■ WHAT THIS TASK INVOLVES: Copy out the data exactly, leaving the pictures behind.

■ SUPPLIED DATA:

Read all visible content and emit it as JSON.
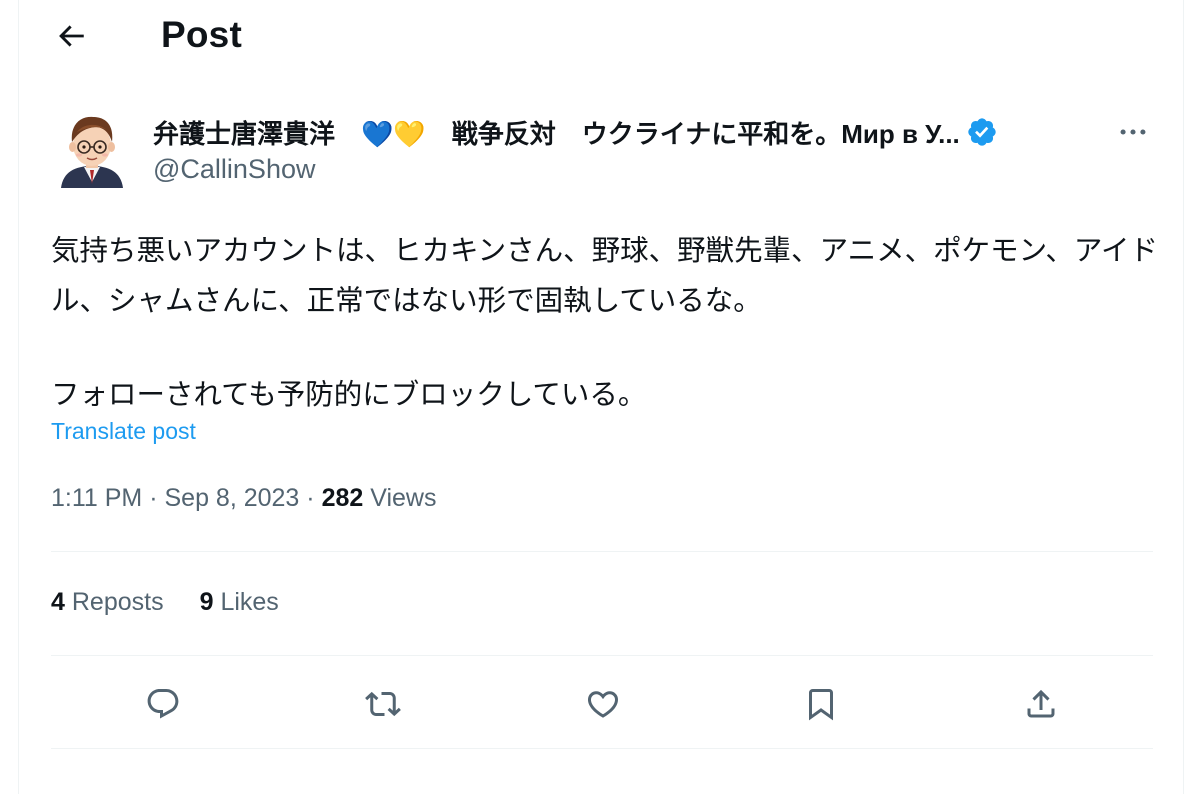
{
  "header": {
    "title": "Post"
  },
  "author": {
    "display_name": "弁護士唐澤貴洋　💙💛　戦争反対　ウクライナに平和を。Мир в У...",
    "handle": "@CallinShow"
  },
  "tweet": {
    "paragraphs": [
      "気持ち悪いアカウントは、ヒカキンさん、野球、野獣先輩、アニメ、ポケモン、アイドル、シャムさんに、正常ではない形で固執しているな。",
      "フォローされても予防的にブロックしている。"
    ],
    "translate_label": "Translate post",
    "time": "1:11 PM",
    "date": "Sep 8, 2023",
    "separator": "·",
    "views_count": "282",
    "views_label": "Views"
  },
  "stats": {
    "reposts_count": "4",
    "reposts_label": "Reposts",
    "likes_count": "9",
    "likes_label": "Likes"
  },
  "colors": {
    "accent": "#1d9bf0",
    "text": "#0f1419",
    "secondary": "#536471",
    "divider": "#eff3f4"
  },
  "icons": [
    "back-arrow-icon",
    "verified-badge-icon",
    "more-icon",
    "reply-icon",
    "repost-icon",
    "like-icon",
    "bookmark-icon",
    "share-icon"
  ]
}
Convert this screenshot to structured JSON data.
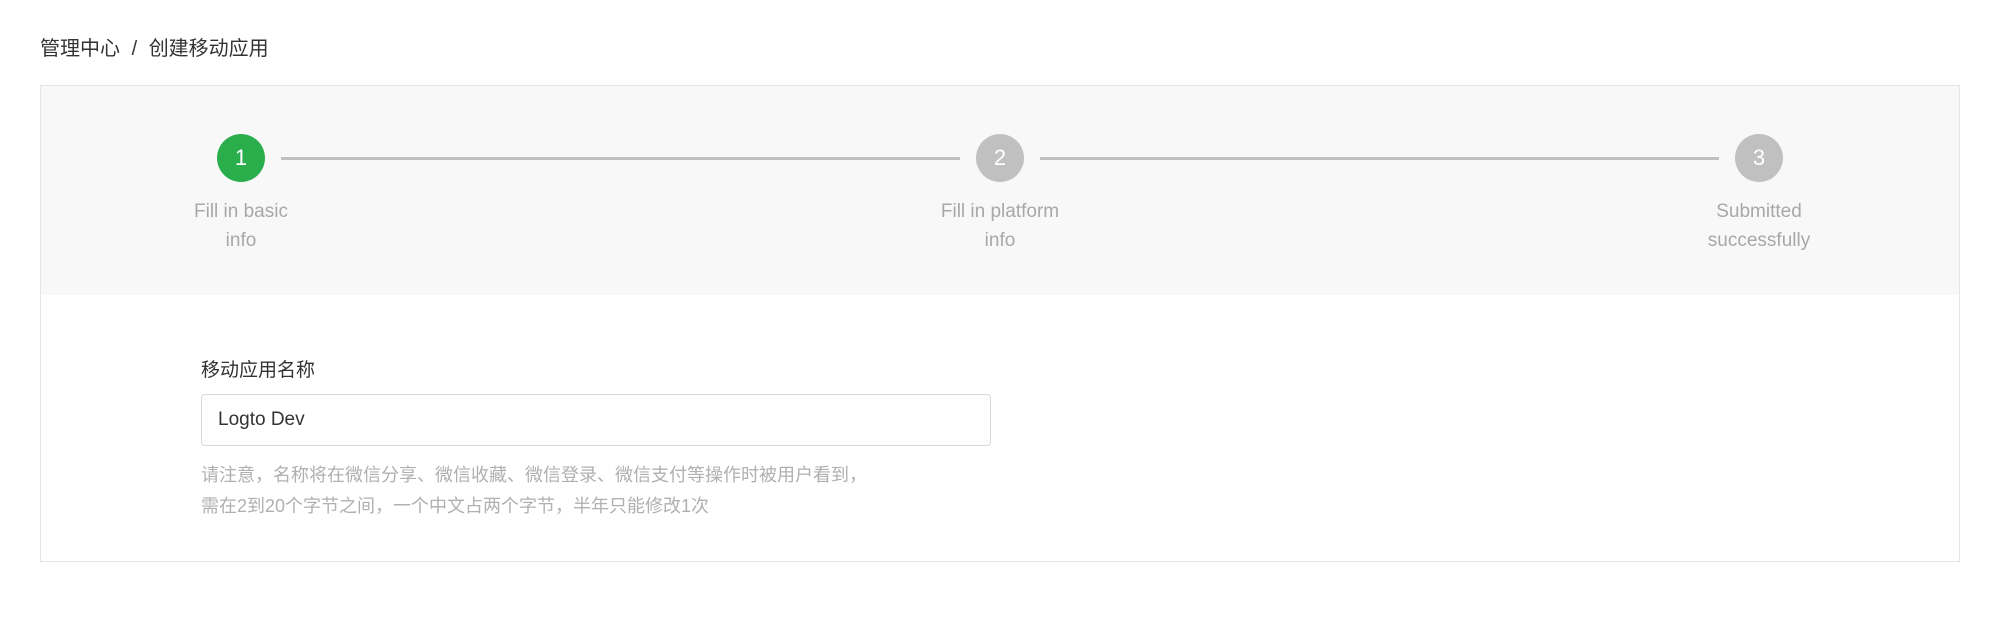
{
  "breadcrumb": {
    "root": "管理中心",
    "separator": "/",
    "current": "创建移动应用"
  },
  "stepper": {
    "steps": [
      {
        "number": "1",
        "label_line1": "Fill in basic",
        "label_line2": "info",
        "active": true
      },
      {
        "number": "2",
        "label_line1": "Fill in platform",
        "label_line2": "info",
        "active": false
      },
      {
        "number": "3",
        "label_line1": "Submitted",
        "label_line2": "successfully",
        "active": false
      }
    ]
  },
  "form": {
    "app_name": {
      "label": "移动应用名称",
      "value": "Logto Dev",
      "help_line1": "请注意，名称将在微信分享、微信收藏、微信登录、微信支付等操作时被用户看到，",
      "help_line2": "需在2到20个字节之间，一个中文占两个字节，半年只能修改1次"
    }
  },
  "colors": {
    "accent_green": "#2aae4c",
    "inactive_gray": "#c0c0c0"
  }
}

■ THE SOLUTION:
Read all visible content and emit it as JSON.
{
  "header": {
    "title": "Post"
  },
  "author": {
    "display_name": "弁護士唐澤貴洋　💙💛　戦争反対　ウクライナに平和を。Мир в У...",
    "handle": "@CallinShow"
  },
  "tweet": {
    "paragraphs": [
      "気持ち悪いアカウントは、ヒカキンさん、野球、野獣先輩、アニメ、ポケモン、アイドル、シャムさんに、正常ではない形で固執しているな。",
      "フォローされても予防的にブロックしている。"
    ],
    "translate_label": "Translate post",
    "time": "1:11 PM",
    "date": "Sep 8, 2023",
    "separator": "·",
    "views_count": "282",
    "views_label": "Views"
  },
  "stats": {
    "reposts_count": "4",
    "reposts_label": "Reposts",
    "likes_count": "9",
    "likes_label": "Likes"
  },
  "colors": {
    "accent": "#1d9bf0",
    "text": "#0f1419",
    "secondary": "#536471",
    "divider": "#eff3f4"
  },
  "icons": [
    "back-arrow-icon",
    "verified-badge-icon",
    "more-icon",
    "reply-icon",
    "repost-icon",
    "like-icon",
    "bookmark-icon",
    "share-icon"
  ]
}
Convert this screenshot to structured JSON data.
{
  "breadcrumb": {
    "root": "管理中心",
    "separator": "/",
    "current": "创建移动应用"
  },
  "stepper": {
    "steps": [
      {
        "number": "1",
        "label_line1": "Fill in basic",
        "label_line2": "info",
        "active": true
      },
      {
        "number": "2",
        "label_line1": "Fill in platform",
        "label_line2": "info",
        "active": false
      },
      {
        "number": "3",
        "label_line1": "Submitted",
        "label_line2": "successfully",
        "active": false
      }
    ]
  },
  "form": {
    "app_name": {
      "label": "移动应用名称",
      "value": "Logto Dev",
      "help_line1": "请注意，名称将在微信分享、微信收藏、微信登录、微信支付等操作时被用户看到，",
      "help_line2": "需在2到20个字节之间，一个中文占两个字节，半年只能修改1次"
    }
  },
  "colors": {
    "accent_green": "#2aae4c",
    "inactive_gray": "#c0c0c0"
  }
}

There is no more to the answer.